## Exercise requirements
State only the count of lines in the listing below that hold "tour".

## Records provided

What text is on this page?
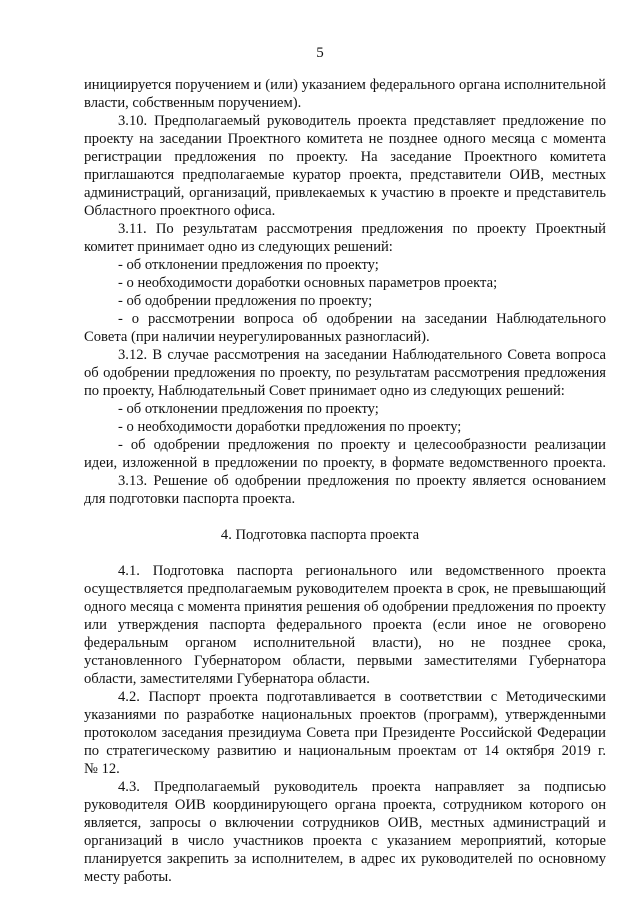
5
инициируется поручением и (или) указанием федерального органа исполнительной
власти, собственным поручением).
3.10. Предполагаемый руководитель проекта представляет предложение по
проекту на заседании Проектного комитета не позднее одного месяца с момента
регистрации предложения по проекту. На заседание Проектного комитета
приглашаются предполагаемые куратор проекта, представители ОИВ, местных
администраций, организаций, привлекаемых к участию в проекте и представитель
Областного проектного офиса.
3.11. По результатам рассмотрения предложения по проекту Проектный
комитет принимает одно из следующих решений:
- об отклонении предложения по проекту;
- о необходимости доработки основных параметров проекта;
- об одобрении предложения по проекту;
- о рассмотрении вопроса об одобрении на заседании Наблюдательного
Совета (при наличии неурегулированных разногласий).
3.12. В случае рассмотрения на заседании Наблюдательного Совета вопроса
об одобрении предложения по проекту, по результатам рассмотрения предложения
по проекту, Наблюдательный Совет принимает одно из следующих решений:
- об отклонении предложения по проекту;
- о необходимости доработки предложения по проекту;
- об одобрении предложения по проекту и целесообразности реализации
идеи, изложенной в предложении по проекту, в формате ведомственного проекта.
3.13. Решение об одобрении предложения по проекту является основанием
для подготовки паспорта проекта.
4. Подготовка паспорта проекта
4.1. Подготовка паспорта регионального или ведомственного проекта
осуществляется предполагаемым руководителем проекта в срок, не превышающий
одного месяца с момента принятия решения об одобрении предложения по проекту
или утверждения паспорта федерального проекта (если иное не оговорено
федеральным органом исполнительной власти), но не позднее срока,
установленного Губернатором области, первыми заместителями Губернатора
области, заместителями Губернатора области.
4.2. Паспорт проекта подготавливается в соответствии с Методическими
указаниями по разработке национальных проектов (программ), утвержденными
протоколом заседания президиума Совета при Президенте Российской Федерации
по стратегическому развитию и национальным проектам от 14 октября 2019 г.
№ 12.
4.3. Предполагаемый руководитель проекта направляет за подписью
руководителя ОИВ координирующего органа проекта, сотрудником которого он
является, запросы о включении сотрудников ОИВ, местных администраций и
организаций в число участников проекта с указанием мероприятий, которые
планируется закрепить за исполнителем, в адрес их руководителей по основному
месту работы.
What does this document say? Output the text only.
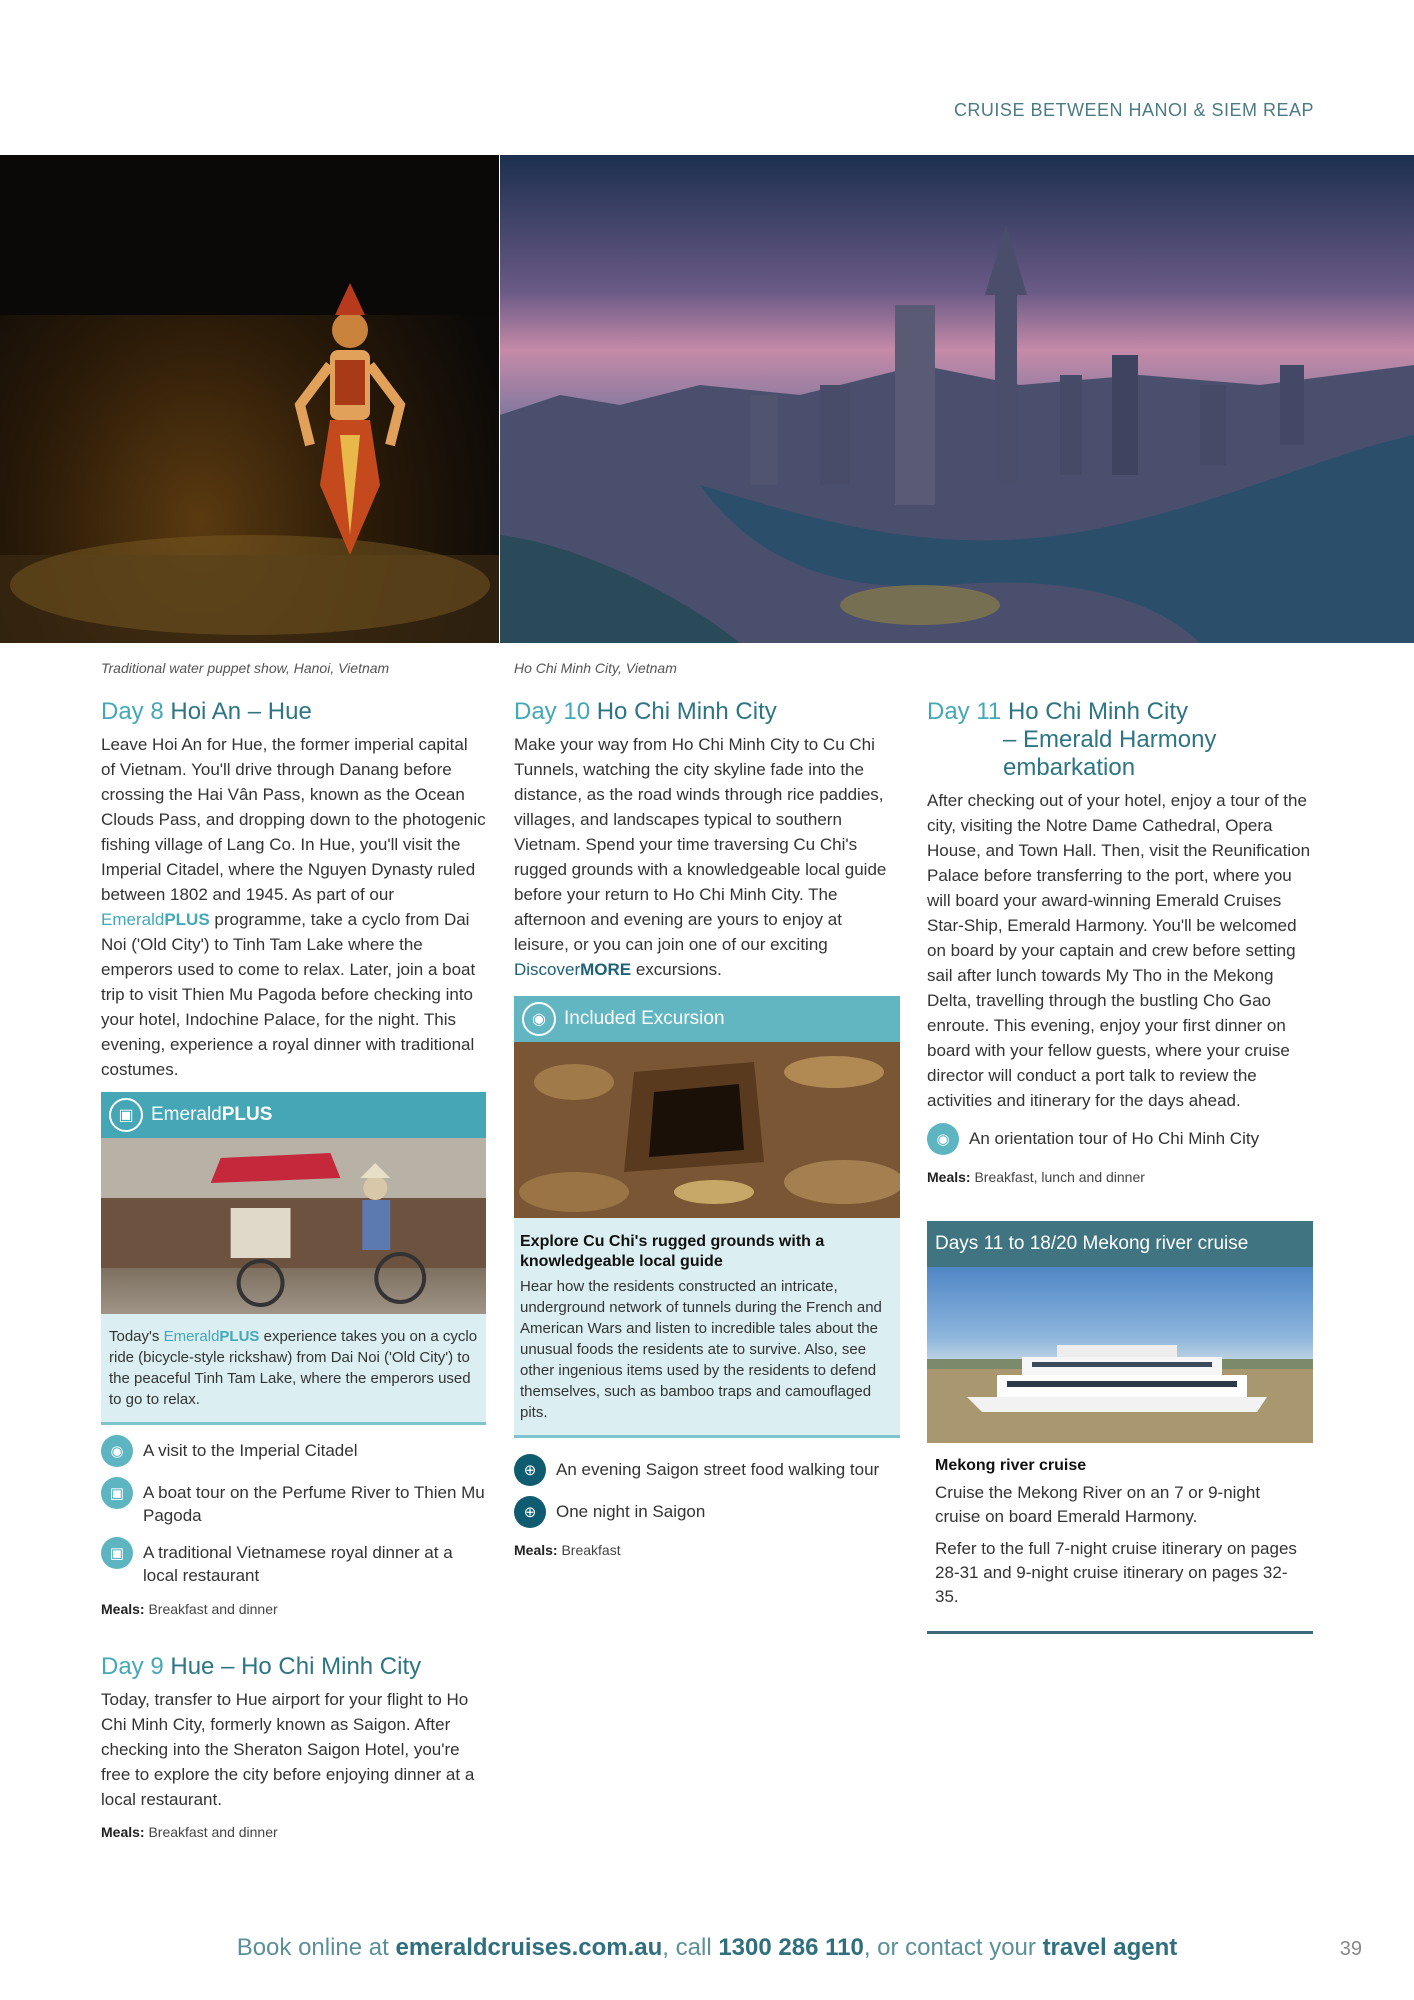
CRUISE BETWEEN HANOI & SIEM REAP
Traditional water puppet show, Hanoi, Vietnam	Ho Chi Minh City, Vietnam
Day 8 Hoi An – Hue
Leave Hoi An for Hue, the former imperial capital of Vietnam. You'll drive through Danang before crossing the Hai Vân Pass, known as the Ocean Clouds Pass, and dropping down to the photogenic fishing village of Lang Co. In Hue, you'll visit the Imperial Citadel, where the Nguyen Dynasty ruled between 1802 and 1945. As part of our EmeraldPLUS programme, take a cyclo from Dai Noi ('Old City') to Tinh Tam Lake where the emperors used to come to relax. Later, join a boat trip to visit Thien Mu Pagoda before checking into your hotel, Indochine Palace, for the night. This evening, experience a royal dinner with traditional costumes.
▣ Emerald PLUS
Today's EmeraldPLUS experience takes you on a cyclo ride (bicycle-style rickshaw) from Dai Noi ('Old City') to the peaceful Tinh Tam Lake, where the emperors used to go to relax.
◉	A visit to the Imperial Citadel
▣	A boat tour on the Perfume River to Thien Mu Pagoda
▣	A traditional Vietnamese royal dinner at a local restaurant
Meals: Breakfast and dinner
Day 9 Hue – Ho Chi Minh City
Today, transfer to Hue airport for your flight to Ho Chi Minh City, formerly known as Saigon. After checking into the Sheraton Saigon Hotel, you're free to explore the city before enjoying dinner at a local restaurant.
Meals: Breakfast and dinner
Day 10 Ho Chi Minh City
Make your way from Ho Chi Minh City to Cu Chi Tunnels, watching the city skyline fade into the distance, as the road winds through rice paddies, villages, and landscapes typical to southern Vietnam. Spend your time traversing Cu Chi's rugged grounds with a knowledgeable local guide before your return to Ho Chi Minh City. The afternoon and evening are yours to enjoy at leisure, or you can join one of our exciting DiscoverMORE excursions.
◉ Included Excursion
Explore Cu Chi's rugged grounds with a knowledgeable local guide

Hear how the residents constructed an intricate, underground network of tunnels during the French and American Wars and listen to incredible tales about the unusual foods the residents ate to survive. Also, see other ingenious items used by the residents to defend themselves, such as bamboo traps and camouflaged pits.

⊕	An evening Saigon street food walking tour
⊕	One night in Saigon
Meals: Breakfast
Day 11 Ho Chi Minh City
– Emerald Harmony
embarkation
After checking out of your hotel, enjoy a tour of the city, visiting the Notre Dame Cathedral, Opera House, and Town Hall. Then, visit the Reunification Palace before transferring to the port, where you will board your award-winning Emerald Cruises Star-Ship, Emerald Harmony. You'll be welcomed on board by your captain and crew before setting sail after lunch towards My Tho in the Mekong Delta, travelling through the bustling Cho Gao enroute. This evening, enjoy your first dinner on board with your fellow guests, where your cruise director will conduct a port talk to review the activities and itinerary for the days ahead.
◉	An orientation tour of Ho Chi Minh City
Meals: Breakfast, lunch and dinner
Days 11 to 18/20 Mekong river cruise
Mekong river cruise

Cruise the Mekong River on an 7 or 9-night cruise on board Emerald Harmony.

Refer to the full 7-night cruise itinerary on pages 28-31 and 9-night cruise itinerary on pages 32-35.

Book online at emeraldcruises.com.au, call 1300 286 110, or contact your travel agent	39
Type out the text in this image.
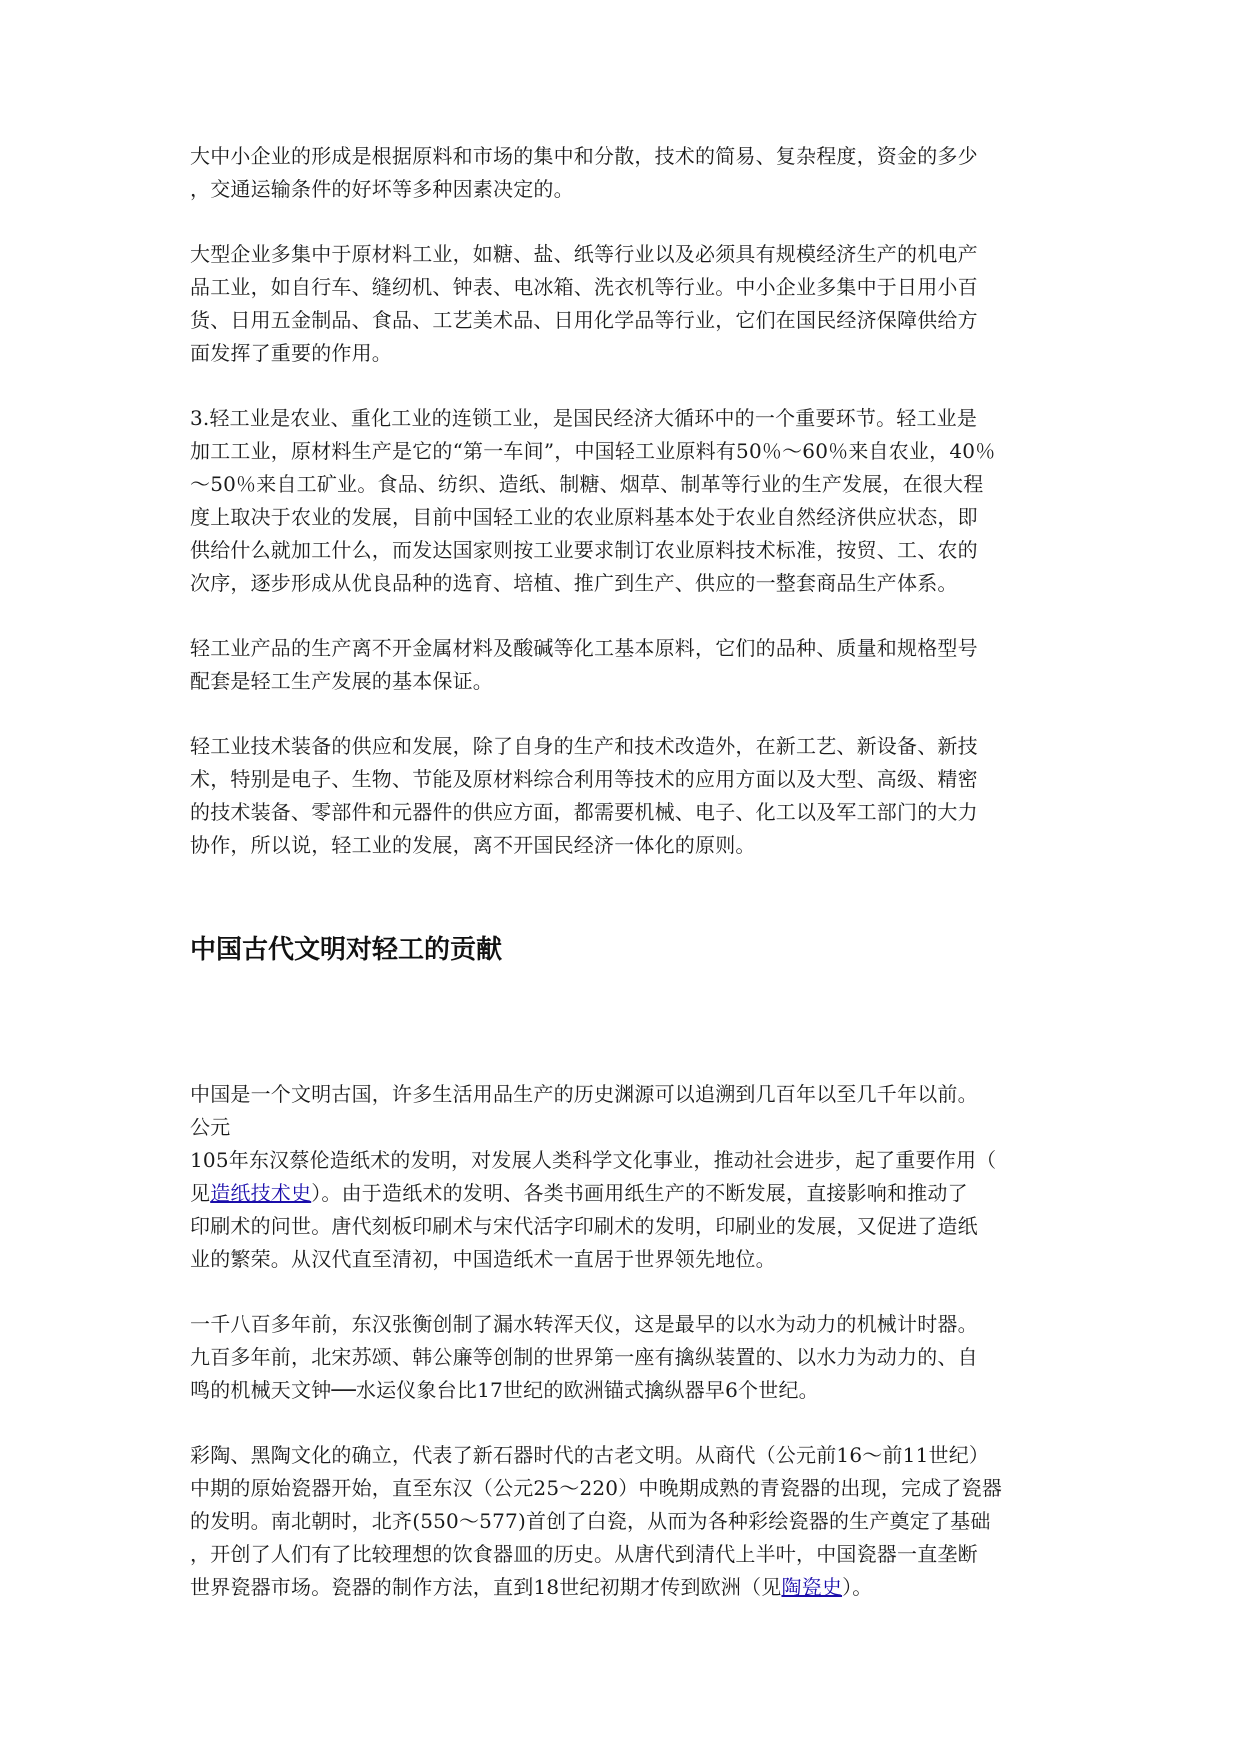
大中小企业的形成是根据原料和市场的集中和分散，技术的简易、复杂程度，资金的多少
，交通运输条件的好坏等多种因素决定的。

大型企业多集中于原材料工业，如糖、盐、纸等行业以及必须具有规模经济生产的机电产
品工业，如自行车、缝纫机、钟表、电冰箱、洗衣机等行业。中小企业多集中于日用小百
货、日用五金制品、食品、工艺美术品、日用化学品等行业，它们在国民经济保障供给方
面发挥了重要的作用。

3.轻工业是农业、重化工业的连锁工业，是国民经济大循环中的一个重要环节。轻工业是
加工工业，原材料生产是它的“第一车间”，中国轻工业原料有50％～60％来自农业，40％
～50％来自工矿业。食品、纺织、造纸、制糖、烟草、制革等行业的生产发展，在很大程
度上取决于农业的发展，目前中国轻工业的农业原料基本处于农业自然经济供应状态，即
供给什么就加工什么，而发达国家则按工业要求制订农业原料技术标准，按贸、工、农的
次序，逐步形成从优良品种的选育、培植、推广到生产、供应的一整套商品生产体系。

轻工业产品的生产离不开金属材料及酸碱等化工基本原料，它们的品种、质量和规格型号
配套是轻工生产发展的基本保证。

轻工业技术装备的供应和发展，除了自身的生产和技术改造外，在新工艺、新设备、新技
术，特别是电子、生物、节能及原材料综合利用等技术的应用方面以及大型、高级、精密
的技术装备、零部件和元器件的供应方面，都需要机械、电子、化工以及军工部门的大力
协作，所以说，轻工业的发展，离不开国民经济一体化的原则。

中国古代文明对轻工的贡献

中国是一个文明古国，许多生活用品生产的历史渊源可以追溯到几百年以至几千年以前。
公元
105年东汉蔡伦造纸术的发明，对发展人类科学文化事业，推动社会进步，起了重要作用（
见造纸技术史）。由于造纸术的发明、各类书画用纸生产的不断发展，直接影响和推动了
印刷术的问世。唐代刻板印刷术与宋代活字印刷术的发明，印刷业的发展，又促进了造纸
业的繁荣。从汉代直至清初，中国造纸术一直居于世界领先地位。

一千八百多年前，东汉张衡创制了漏水转浑天仪，这是最早的以水为动力的机械计时器。
九百多年前，北宋苏颂、韩公廉等创制的世界第一座有擒纵装置的、以水力为动力的、自
鸣的机械天文钟──水运仪象台比17世纪的欧洲锚式擒纵器早6个世纪。

彩陶、黑陶文化的确立，代表了新石器时代的古老文明。从商代（公元前16～前11世纪）
中期的原始瓷器开始，直至东汉（公元25～220）中晚期成熟的青瓷器的出现，完成了瓷器
的发明。南北朝时，北齐(550～577)首创了白瓷，从而为各种彩绘瓷器的生产奠定了基础
，开创了人们有了比较理想的饮食器皿的历史。从唐代到清代上半叶，中国瓷器一直垄断
世界瓷器市场。瓷器的制作方法，直到18世纪初期才传到欧洲（见陶瓷史）。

## Solution for this problem
4